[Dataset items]
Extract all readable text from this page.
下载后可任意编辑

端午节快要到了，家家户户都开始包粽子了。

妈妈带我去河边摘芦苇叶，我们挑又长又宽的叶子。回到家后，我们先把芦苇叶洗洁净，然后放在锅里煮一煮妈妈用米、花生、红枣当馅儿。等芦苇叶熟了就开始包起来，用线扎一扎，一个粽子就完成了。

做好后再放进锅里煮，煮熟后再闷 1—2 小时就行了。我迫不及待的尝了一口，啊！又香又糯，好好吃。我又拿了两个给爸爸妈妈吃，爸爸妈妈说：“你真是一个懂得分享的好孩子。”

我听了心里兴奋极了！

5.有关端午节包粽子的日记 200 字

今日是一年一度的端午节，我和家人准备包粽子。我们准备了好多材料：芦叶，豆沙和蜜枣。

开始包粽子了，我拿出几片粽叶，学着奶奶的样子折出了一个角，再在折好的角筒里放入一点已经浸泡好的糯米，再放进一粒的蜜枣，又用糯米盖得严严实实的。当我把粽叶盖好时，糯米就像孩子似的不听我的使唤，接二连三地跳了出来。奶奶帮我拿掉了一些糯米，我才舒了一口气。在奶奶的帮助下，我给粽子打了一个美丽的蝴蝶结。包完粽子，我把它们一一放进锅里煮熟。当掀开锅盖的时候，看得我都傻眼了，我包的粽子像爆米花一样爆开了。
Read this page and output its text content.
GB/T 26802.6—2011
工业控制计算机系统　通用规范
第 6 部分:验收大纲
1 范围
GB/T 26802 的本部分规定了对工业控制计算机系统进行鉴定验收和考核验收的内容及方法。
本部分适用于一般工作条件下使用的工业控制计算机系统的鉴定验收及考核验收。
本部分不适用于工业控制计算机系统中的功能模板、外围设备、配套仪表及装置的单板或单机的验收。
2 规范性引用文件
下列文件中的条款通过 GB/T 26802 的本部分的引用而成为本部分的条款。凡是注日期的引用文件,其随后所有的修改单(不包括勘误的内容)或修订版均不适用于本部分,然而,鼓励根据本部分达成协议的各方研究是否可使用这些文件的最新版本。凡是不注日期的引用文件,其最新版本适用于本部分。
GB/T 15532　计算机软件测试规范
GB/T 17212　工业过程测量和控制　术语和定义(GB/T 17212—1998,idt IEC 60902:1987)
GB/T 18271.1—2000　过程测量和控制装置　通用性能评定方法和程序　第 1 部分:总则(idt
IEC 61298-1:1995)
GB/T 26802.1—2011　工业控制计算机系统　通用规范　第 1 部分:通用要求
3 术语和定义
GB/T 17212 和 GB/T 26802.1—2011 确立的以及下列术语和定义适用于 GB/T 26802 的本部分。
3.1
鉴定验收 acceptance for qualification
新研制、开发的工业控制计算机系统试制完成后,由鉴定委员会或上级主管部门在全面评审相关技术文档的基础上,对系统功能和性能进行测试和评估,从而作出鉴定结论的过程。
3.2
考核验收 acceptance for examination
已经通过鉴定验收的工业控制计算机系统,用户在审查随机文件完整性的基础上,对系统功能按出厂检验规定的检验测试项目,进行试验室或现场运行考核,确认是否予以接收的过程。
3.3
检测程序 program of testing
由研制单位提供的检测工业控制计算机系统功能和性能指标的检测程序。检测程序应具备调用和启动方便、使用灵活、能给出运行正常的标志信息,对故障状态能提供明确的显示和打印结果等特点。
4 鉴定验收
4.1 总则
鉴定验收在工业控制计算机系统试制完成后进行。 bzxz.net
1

Objective ->
Restate all of the entries exactly, please.

Solution to this problem ->
Extract all readable text from this page.
下载后可任意编辑

端午节快要到了，家家户户都开始包粽子了。

妈妈带我去河边摘芦苇叶，我们挑又长又宽的叶子。回到家后，我们先把芦苇叶洗洁净，然后放在锅里煮一煮妈妈用米、花生、红枣当馅儿。等芦苇叶熟了就开始包起来，用线扎一扎，一个粽子就完成了。

做好后再放进锅里煮，煮熟后再闷 1—2 小时就行了。我迫不及待的尝了一口，啊！又香又糯，好好吃。我又拿了两个给爸爸妈妈吃，爸爸妈妈说：“你真是一个懂得分享的好孩子。”

我听了心里兴奋极了！

5.有关端午节包粽子的日记 200 字

今日是一年一度的端午节，我和家人准备包粽子。我们准备了好多材料：芦叶，豆沙和蜜枣。

开始包粽子了，我拿出几片粽叶，学着奶奶的样子折出了一个角，再在折好的角筒里放入一点已经浸泡好的糯米，再放进一粒的蜜枣，又用糯米盖得严严实实的。当我把粽叶盖好时，糯米就像孩子似的不听我的使唤，接二连三地跳了出来。奶奶帮我拿掉了一些糯米，我才舒了一口气。在奶奶的帮助下，我给粽子打了一个美丽的蝴蝶结。包完粽子，我把它们一一放进锅里煮熟。当掀开锅盖的时候，看得我都傻眼了，我包的粽子像爆米花一样爆开了。
Read this page and output its text content.
GB/T 26802.6—2011
工业控制计算机系统　通用规范
第 6 部分:验收大纲
1 范围
GB/T 26802 的本部分规定了对工业控制计算机系统进行鉴定验收和考核验收的内容及方法。
本部分适用于一般工作条件下使用的工业控制计算机系统的鉴定验收及考核验收。
本部分不适用于工业控制计算机系统中的功能模板、外围设备、配套仪表及装置的单板或单机的验收。
2 规范性引用文件
下列文件中的条款通过 GB/T 26802 的本部分的引用而成为本部分的条款。凡是注日期的引用文件,其随后所有的修改单(不包括勘误的内容)或修订版均不适用于本部分,然而,鼓励根据本部分达成协议的各方研究是否可使用这些文件的最新版本。凡是不注日期的引用文件,其最新版本适用于本部分。
GB/T 15532　计算机软件测试规范
GB/T 17212　工业过程测量和控制　术语和定义(GB/T 17212—1998,idt IEC 60902:1987)
GB/T 18271.1—2000　过程测量和控制装置　通用性能评定方法和程序　第 1 部分:总则(idt
IEC 61298-1:1995)
GB/T 26802.1—2011　工业控制计算机系统　通用规范　第 1 部分:通用要求
3 术语和定义
GB/T 17212 和 GB/T 26802.1—2011 确立的以及下列术语和定义适用于 GB/T 26802 的本部分。
3.1
鉴定验收 acceptance for qualification
新研制、开发的工业控制计算机系统试制完成后,由鉴定委员会或上级主管部门在全面评审相关技术文档的基础上,对系统功能和性能进行测试和评估,从而作出鉴定结论的过程。
3.2
考核验收 acceptance for examination
已经通过鉴定验收的工业控制计算机系统,用户在审查随机文件完整性的基础上,对系统功能按出厂检验规定的检验测试项目,进行试验室或现场运行考核,确认是否予以接收的过程。
3.3
检测程序 program of testing
由研制单位提供的检测工业控制计算机系统功能和性能指标的检测程序。检测程序应具备调用和启动方便、使用灵活、能给出运行正常的标志信息,对故障状态能提供明确的显示和打印结果等特点。
4 鉴定验收
4.1 总则
鉴定验收在工业控制计算机系统试制完成后进行。 bzxz.net
1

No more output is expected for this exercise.